##### Task input #####
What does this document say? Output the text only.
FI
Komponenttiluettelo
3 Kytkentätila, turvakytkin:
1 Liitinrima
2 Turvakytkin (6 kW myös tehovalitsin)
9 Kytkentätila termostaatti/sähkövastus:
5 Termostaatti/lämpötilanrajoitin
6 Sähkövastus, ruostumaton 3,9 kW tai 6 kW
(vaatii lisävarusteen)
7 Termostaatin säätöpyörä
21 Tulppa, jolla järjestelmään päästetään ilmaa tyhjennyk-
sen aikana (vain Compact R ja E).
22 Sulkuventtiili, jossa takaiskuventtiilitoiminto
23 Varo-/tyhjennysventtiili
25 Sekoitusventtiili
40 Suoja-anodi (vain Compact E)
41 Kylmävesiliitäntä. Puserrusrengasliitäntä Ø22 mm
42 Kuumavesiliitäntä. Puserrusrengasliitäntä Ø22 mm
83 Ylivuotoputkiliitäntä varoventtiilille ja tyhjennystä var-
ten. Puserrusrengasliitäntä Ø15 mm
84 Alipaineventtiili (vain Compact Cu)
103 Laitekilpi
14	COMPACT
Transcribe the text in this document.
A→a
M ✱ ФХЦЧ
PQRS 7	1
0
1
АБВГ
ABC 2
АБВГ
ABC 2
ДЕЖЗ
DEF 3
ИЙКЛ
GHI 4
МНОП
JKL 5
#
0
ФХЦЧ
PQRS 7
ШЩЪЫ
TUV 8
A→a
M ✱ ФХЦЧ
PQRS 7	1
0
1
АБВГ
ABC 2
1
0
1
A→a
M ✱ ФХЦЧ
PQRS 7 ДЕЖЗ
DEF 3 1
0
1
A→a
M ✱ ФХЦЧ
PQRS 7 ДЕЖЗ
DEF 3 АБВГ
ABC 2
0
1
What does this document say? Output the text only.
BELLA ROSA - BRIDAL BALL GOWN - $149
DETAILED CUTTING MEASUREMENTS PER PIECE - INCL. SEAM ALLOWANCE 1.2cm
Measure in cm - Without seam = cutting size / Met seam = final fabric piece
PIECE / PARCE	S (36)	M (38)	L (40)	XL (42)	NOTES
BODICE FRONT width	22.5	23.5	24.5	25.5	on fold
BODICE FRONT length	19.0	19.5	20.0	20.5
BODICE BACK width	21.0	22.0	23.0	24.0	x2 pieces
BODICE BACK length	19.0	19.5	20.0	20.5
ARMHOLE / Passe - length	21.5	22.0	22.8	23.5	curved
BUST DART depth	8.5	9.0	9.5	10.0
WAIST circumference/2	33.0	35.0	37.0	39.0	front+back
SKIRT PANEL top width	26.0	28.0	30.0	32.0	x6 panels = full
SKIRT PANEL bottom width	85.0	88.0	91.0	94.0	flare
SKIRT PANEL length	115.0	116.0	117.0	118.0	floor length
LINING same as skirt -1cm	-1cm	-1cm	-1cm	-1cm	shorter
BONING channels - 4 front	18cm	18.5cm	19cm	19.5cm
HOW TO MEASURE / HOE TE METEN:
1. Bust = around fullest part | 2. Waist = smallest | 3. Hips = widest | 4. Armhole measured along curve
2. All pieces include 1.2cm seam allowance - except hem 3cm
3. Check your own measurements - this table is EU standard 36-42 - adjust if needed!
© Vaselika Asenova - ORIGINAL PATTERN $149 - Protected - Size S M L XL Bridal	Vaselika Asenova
#####
Exercise description
In the records above, find each line holding "length" and copy it.

The solution
BODICE FRONT length	19.0	19.5	20.0	20.5
BODICE BACK length	19.0	19.5	20.0	20.5
ARMHOLE / Passe - length	21.5	22.0	22.8	23.5	curved
SKIRT PANEL length	115.0	116.0	117.0	118.0	floor length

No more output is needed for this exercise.